— PROBLEMA 1 —
Enumera todo lo que, según la reseña, compone la herencia generacional con la que se mueven muchos jóvenes.
— PROBLEMA 2 —
Vuelve a escribir, por favor, el fragmento de la reseña que abre con las palabras que contienen "Herida mortalmente, por" y cierra con "sentimientos de culpa.".

— PASAJE SELECCIONADO —
┌────────

    Al adquirir el pequeño volumen, pensé que se trataba de un refrito de la serie. No es así: es un profundo y bien escrito texto que, como recurso literario, inicia en el momento en que a Rosario Tijeras, uno de sus novios le mete varios balazos durante la estrechez de una abrazo y el calor de un beso. Éste también era el sello de identidad en los muertos que sembraba la protagonista, a lo largo de su biografía criminal.
    Herida mortalmente, por circunstancias Antonio, su amigo espiritual y cuasi novio la recogió, llevó al hospital y cuidó durante la noche de su agonía. Esas horas marcan el tiempo literario en que el joven realiza una dolorosa retrospección, para tratar de entender por qué, precisamente a él, le tocaba estar ahí.
    Rosario se llamaba, así, sin apellido (adoptó el apelativo “Tijeras” porque su madre era costurera y alguna vez Chayo, utilizó ese instrumento de trabajo para capar al sujeto que la violó). Sin origen cierto, sin identidad clara por la línea paterna, se mueven muchos jóvenes con una herencia generacional de violencia, venganza, alcohol, drogas… sin lugar para el alter ego; sin sitio alguno para albergar sentimientos de culpa.
    Joven agraciada que lo mismo podía pasar por colegiala de secundaria que personificar a una sofisticada modelo o a una descocada chica de discoteca, nuestro personaje ejercía en los hombres una atracción fatal. Ella tomaba a quien quería sin investigar sus circunstancias; lo mismo entre los chavos de su mundo milonguero y proletario, que entre los burguesitos de la alta sociedad y aún de los altos jerarcas de la mafia.
    “Cásate conmigo, Rosario”, le propuso Emilio (su novio en turno). Ante la rotunda negativa él insistió “¿Por qué? ¿Qué tiene de raro? Si nos queremos. Ella respondió: “¿Y qué tiene que ver el amor con el matrimonio?”. “La familia de Emilio pertenecía a la monarquía criolla, llena de taras y abolengos, de ésas que en ningún lado hacen fila porque piensan que la sociedad no se las merece. Tampoco le pagan a nadie porque creen que el apellido les da crédito; hablan en inglés porque así tienen más clase y quieren más a Estados Unidos que a su propio país”. El joven junior tenía una novia a la que quería todo el mundo, menos él. En esas circunstancias, cuando desafió a los prejuicios para presentar a Rosario, su mamá le dijo: “Se nota que no tiene clase. No sabe ni comer”. –“Me sabe comer a mí y eso es lo que importa”, respondió.

└────────

— INFORMACIÓN PROPORCIONADA —
┌────────

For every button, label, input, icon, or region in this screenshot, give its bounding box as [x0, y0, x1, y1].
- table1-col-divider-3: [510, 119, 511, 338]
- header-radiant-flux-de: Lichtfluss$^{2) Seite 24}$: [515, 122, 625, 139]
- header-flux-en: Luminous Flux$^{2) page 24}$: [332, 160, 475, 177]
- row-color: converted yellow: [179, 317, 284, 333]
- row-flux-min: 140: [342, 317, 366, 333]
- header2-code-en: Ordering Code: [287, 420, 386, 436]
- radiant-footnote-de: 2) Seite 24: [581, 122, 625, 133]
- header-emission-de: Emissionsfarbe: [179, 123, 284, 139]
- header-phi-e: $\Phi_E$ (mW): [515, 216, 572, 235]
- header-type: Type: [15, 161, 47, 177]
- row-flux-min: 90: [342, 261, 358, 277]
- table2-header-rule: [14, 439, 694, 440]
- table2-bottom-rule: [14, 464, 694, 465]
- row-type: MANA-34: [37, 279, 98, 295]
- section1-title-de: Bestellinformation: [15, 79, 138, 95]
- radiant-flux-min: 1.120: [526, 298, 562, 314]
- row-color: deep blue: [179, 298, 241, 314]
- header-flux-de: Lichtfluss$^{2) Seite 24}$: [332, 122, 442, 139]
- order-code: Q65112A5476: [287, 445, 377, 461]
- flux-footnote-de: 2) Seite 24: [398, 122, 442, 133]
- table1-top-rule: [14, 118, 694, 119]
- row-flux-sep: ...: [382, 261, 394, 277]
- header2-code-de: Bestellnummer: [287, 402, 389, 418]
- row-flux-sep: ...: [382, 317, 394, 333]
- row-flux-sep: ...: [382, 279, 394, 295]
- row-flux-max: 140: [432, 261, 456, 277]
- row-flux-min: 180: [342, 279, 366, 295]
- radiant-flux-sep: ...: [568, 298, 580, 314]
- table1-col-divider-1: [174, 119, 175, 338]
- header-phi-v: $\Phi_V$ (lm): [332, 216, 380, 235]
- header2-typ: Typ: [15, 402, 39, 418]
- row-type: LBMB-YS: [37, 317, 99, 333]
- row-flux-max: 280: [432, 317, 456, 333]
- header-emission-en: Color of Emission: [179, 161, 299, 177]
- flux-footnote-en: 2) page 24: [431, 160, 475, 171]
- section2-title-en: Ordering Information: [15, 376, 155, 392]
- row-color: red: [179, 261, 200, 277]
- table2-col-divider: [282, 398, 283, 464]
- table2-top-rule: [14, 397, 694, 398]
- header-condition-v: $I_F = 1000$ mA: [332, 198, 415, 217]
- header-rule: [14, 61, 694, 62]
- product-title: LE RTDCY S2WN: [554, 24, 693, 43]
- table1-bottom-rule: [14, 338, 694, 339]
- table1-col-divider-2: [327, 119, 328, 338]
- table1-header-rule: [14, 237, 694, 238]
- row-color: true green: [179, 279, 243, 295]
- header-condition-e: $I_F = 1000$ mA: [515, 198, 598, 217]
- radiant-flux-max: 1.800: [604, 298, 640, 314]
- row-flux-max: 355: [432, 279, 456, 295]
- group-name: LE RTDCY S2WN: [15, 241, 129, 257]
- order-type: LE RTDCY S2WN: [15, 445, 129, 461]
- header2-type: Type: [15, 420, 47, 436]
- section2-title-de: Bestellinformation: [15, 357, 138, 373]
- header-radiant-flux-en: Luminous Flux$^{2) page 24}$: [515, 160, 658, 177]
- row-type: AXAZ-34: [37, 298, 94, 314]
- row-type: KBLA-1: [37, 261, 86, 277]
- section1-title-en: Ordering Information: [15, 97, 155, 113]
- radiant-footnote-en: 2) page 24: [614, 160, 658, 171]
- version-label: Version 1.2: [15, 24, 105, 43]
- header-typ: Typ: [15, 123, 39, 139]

└────────

— CASILLA DE RESPUESTA 1 —
violencia, venganza, alcohol, drogas

— CASILLA DE RESPUESTA 2 —
Herida mortalmente, por circunstancias Antonio, su amigo espiritual y cuasi novio la recogió, llevó al hospital y cuidó durante la noche de su agonía. Esas horas marcan el tiempo literario en que el joven realiza una dolorosa retrospección, para tratar de entender por qué, precisamente a él, le tocaba estar ahí.
    Rosario se llamaba, así, sin apellido (adoptó el apelativo “Tijeras” porque su madre era costurera y alguna vez Chayo, utilizó ese instrumento de trabajo para capar al sujeto que la violó). Sin origen cierto, sin identidad clara por la línea paterna, se mueven muchos jóvenes con una herencia generacional de violencia, venganza, alcohol, drogas… sin lugar para el alter ego; sin sitio alguno para albergar sentimientos de culpa.